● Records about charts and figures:

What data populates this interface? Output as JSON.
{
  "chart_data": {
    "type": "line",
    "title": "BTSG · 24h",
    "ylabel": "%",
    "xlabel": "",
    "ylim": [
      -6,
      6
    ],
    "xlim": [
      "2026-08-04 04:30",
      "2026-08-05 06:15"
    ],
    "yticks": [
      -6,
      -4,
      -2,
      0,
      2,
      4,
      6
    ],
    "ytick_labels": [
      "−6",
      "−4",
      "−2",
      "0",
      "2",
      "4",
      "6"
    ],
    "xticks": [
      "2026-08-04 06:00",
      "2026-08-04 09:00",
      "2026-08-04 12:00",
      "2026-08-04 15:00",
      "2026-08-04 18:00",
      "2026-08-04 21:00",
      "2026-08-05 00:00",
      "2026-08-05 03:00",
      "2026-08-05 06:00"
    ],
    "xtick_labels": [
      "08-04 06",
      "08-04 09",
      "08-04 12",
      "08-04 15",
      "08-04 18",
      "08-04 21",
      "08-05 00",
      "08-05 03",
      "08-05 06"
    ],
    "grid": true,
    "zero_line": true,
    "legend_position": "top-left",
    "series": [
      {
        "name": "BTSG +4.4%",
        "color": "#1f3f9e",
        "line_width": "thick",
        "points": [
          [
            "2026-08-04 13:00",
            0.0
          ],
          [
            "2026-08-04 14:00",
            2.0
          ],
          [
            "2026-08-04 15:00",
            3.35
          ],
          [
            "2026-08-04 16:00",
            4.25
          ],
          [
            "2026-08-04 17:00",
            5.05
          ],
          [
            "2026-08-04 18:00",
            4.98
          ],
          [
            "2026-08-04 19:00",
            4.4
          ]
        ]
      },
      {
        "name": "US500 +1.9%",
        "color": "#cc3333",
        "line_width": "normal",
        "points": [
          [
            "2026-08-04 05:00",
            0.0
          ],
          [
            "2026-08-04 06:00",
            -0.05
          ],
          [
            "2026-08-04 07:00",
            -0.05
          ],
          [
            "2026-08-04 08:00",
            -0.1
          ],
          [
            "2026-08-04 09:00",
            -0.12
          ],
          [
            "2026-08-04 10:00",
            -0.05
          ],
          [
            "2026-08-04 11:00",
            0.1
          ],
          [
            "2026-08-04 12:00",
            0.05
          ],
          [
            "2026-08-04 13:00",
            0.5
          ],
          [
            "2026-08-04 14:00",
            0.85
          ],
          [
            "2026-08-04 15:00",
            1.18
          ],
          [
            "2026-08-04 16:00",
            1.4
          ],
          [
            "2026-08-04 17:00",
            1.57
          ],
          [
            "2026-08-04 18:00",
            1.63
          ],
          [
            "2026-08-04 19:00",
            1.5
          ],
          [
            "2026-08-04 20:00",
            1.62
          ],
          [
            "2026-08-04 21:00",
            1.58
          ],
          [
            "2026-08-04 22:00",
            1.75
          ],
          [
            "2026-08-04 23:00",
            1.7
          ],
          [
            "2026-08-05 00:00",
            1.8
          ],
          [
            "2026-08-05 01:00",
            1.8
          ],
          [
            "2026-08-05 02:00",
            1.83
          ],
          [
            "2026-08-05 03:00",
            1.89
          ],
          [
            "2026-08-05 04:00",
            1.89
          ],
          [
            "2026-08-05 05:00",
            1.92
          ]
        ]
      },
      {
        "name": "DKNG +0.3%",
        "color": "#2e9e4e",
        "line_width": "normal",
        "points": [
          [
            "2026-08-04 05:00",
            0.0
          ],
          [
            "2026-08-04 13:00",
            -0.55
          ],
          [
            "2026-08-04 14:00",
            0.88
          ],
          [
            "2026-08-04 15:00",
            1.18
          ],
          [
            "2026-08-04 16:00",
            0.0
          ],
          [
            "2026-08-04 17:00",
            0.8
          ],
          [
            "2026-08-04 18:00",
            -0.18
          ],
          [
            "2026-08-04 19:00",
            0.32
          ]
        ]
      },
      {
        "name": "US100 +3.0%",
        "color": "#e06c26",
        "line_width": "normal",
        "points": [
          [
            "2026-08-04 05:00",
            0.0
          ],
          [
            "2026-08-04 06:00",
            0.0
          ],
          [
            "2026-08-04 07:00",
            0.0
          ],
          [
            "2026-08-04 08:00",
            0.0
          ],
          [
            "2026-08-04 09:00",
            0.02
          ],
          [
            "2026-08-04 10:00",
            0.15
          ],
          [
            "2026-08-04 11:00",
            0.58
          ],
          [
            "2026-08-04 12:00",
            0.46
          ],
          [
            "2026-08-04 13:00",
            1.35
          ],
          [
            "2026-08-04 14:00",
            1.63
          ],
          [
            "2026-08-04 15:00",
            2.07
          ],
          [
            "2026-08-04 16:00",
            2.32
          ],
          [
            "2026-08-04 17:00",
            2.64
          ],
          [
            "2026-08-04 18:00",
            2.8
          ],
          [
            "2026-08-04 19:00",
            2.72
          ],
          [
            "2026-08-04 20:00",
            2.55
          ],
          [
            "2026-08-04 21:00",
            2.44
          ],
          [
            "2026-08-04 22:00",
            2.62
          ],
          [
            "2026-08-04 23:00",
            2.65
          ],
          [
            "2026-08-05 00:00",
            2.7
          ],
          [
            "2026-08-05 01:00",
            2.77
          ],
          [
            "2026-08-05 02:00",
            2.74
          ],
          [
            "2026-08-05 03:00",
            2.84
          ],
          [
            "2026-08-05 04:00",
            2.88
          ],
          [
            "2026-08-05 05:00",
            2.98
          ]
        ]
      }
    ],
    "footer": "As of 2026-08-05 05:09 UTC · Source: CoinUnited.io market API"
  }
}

● What to work on: Can you give every line above again, exactly as written?

● Task output:
What data populates this interface? Output as JSON.
{
  "chart_data": {
    "type": "line",
    "title": "BTSG · 24h",
    "ylabel": "%",
    "xlabel": "",
    "ylim": [
      -6,
      6
    ],
    "xlim": [
      "2026-08-04 04:30",
      "2026-08-05 06:15"
    ],
    "yticks": [
      -6,
      -4,
      -2,
      0,
      2,
      4,
      6
    ],
    "ytick_labels": [
      "−6",
      "−4",
      "−2",
      "0",
      "2",
      "4",
      "6"
    ],
    "xticks": [
      "2026-08-04 06:00",
      "2026-08-04 09:00",
      "2026-08-04 12:00",
      "2026-08-04 15:00",
      "2026-08-04 18:00",
      "2026-08-04 21:00",
      "2026-08-05 00:00",
      "2026-08-05 03:00",
      "2026-08-05 06:00"
    ],
    "xtick_labels": [
      "08-04 06",
      "08-04 09",
      "08-04 12",
      "08-04 15",
      "08-04 18",
      "08-04 21",
      "08-05 00",
      "08-05 03",
      "08-05 06"
    ],
    "grid": true,
    "zero_line": true,
    "legend_position": "top-left",
    "series": [
      {
        "name": "BTSG +4.4%",
        "color": "#1f3f9e",
        "line_width": "thick",
        "points": [
          [
            "2026-08-04 13:00",
            0.0
          ],
          [
            "2026-08-04 14:00",
            2.0
          ],
          [
            "2026-08-04 15:00",
            3.35
          ],
          [
            "2026-08-04 16:00",
            4.25
          ],
          [
            "2026-08-04 17:00",
            5.05
          ],
          [
            "2026-08-04 18:00",
            4.98
          ],
          [
            "2026-08-04 19:00",
            4.4
          ]
        ]
      },
      {
        "name": "US500 +1.9%",
        "color": "#cc3333",
        "line_width": "normal",
        "points": [
          [
            "2026-08-04 05:00",
            0.0
          ],
          [
            "2026-08-04 06:00",
            -0.05
          ],
          [
            "2026-08-04 07:00",
            -0.05
          ],
          [
            "2026-08-04 08:00",
            -0.1
          ],
          [
            "2026-08-04 09:00",
            -0.12
          ],
          [
            "2026-08-04 10:00",
            -0.05
          ],
          [
            "2026-08-04 11:00",
            0.1
          ],
          [
            "2026-08-04 12:00",
            0.05
          ],
          [
            "2026-08-04 13:00",
            0.5
          ],
          [
            "2026-08-04 14:00",
            0.85
          ],
          [
            "2026-08-04 15:00",
            1.18
          ],
          [
            "2026-08-04 16:00",
            1.4
          ],
          [
            "2026-08-04 17:00",
            1.57
          ],
          [
            "2026-08-04 18:00",
            1.63
          ],
          [
            "2026-08-04 19:00",
            1.5
          ],
          [
            "2026-08-04 20:00",
            1.62
          ],
          [
            "2026-08-04 21:00",
            1.58
          ],
          [
            "2026-08-04 22:00",
            1.75
          ],
          [
            "2026-08-04 23:00",
            1.7
          ],
          [
            "2026-08-05 00:00",
            1.8
          ],
          [
            "2026-08-05 01:00",
            1.8
          ],
          [
            "2026-08-05 02:00",
            1.83
          ],
          [
            "2026-08-05 03:00",
            1.89
          ],
          [
            "2026-08-05 04:00",
            1.89
          ],
          [
            "2026-08-05 05:00",
            1.92
          ]
        ]
      },
      {
        "name": "DKNG +0.3%",
        "color": "#2e9e4e",
        "line_width": "normal",
        "points": [
          [
            "2026-08-04 05:00",
            0.0
          ],
          [
            "2026-08-04 13:00",
            -0.55
          ],
          [
            "2026-08-04 14:00",
            0.88
          ],
          [
            "2026-08-04 15:00",
            1.18
          ],
          [
            "2026-08-04 16:00",
            0.0
          ],
          [
            "2026-08-04 17:00",
            0.8
          ],
          [
            "2026-08-04 18:00",
            -0.18
          ],
          [
            "2026-08-04 19:00",
            0.32
          ]
        ]
      },
      {
        "name": "US100 +3.0%",
        "color": "#e06c26",
        "line_width": "normal",
        "points": [
          [
            "2026-08-04 05:00",
            0.0
          ],
          [
            "2026-08-04 06:00",
            0.0
          ],
          [
            "2026-08-04 07:00",
            0.0
          ],
          [
            "2026-08-04 08:00",
            0.0
          ],
          [
            "2026-08-04 09:00",
            0.02
          ],
          [
            "2026-08-04 10:00",
            0.15
          ],
          [
            "2026-08-04 11:00",
            0.58
          ],
          [
            "2026-08-04 12:00",
            0.46
          ],
          [
            "2026-08-04 13:00",
            1.35
          ],
          [
            "2026-08-04 14:00",
            1.63
          ],
          [
            "2026-08-04 15:00",
            2.07
          ],
          [
            "2026-08-04 16:00",
            2.32
          ],
          [
            "2026-08-04 17:00",
            2.64
          ],
          [
            "2026-08-04 18:00",
            2.8
          ],
          [
            "2026-08-04 19:00",
            2.72
          ],
          [
            "2026-08-04 20:00",
            2.55
          ],
          [
            "2026-08-04 21:00",
            2.44
          ],
          [
            "2026-08-04 22:00",
            2.62
          ],
          [
            "2026-08-04 23:00",
            2.65
          ],
          [
            "2026-08-05 00:00",
            2.7
          ],
          [
            "2026-08-05 01:00",
            2.77
          ],
          [
            "2026-08-05 02:00",
            2.74
          ],
          [
            "2026-08-05 03:00",
            2.84
          ],
          [
            "2026-08-05 04:00",
            2.88
          ],
          [
            "2026-08-05 05:00",
            2.98
          ]
        ]
      }
    ],
    "footer": "As of 2026-08-05 05:09 UTC · Source: CoinUnited.io market API"
  }
}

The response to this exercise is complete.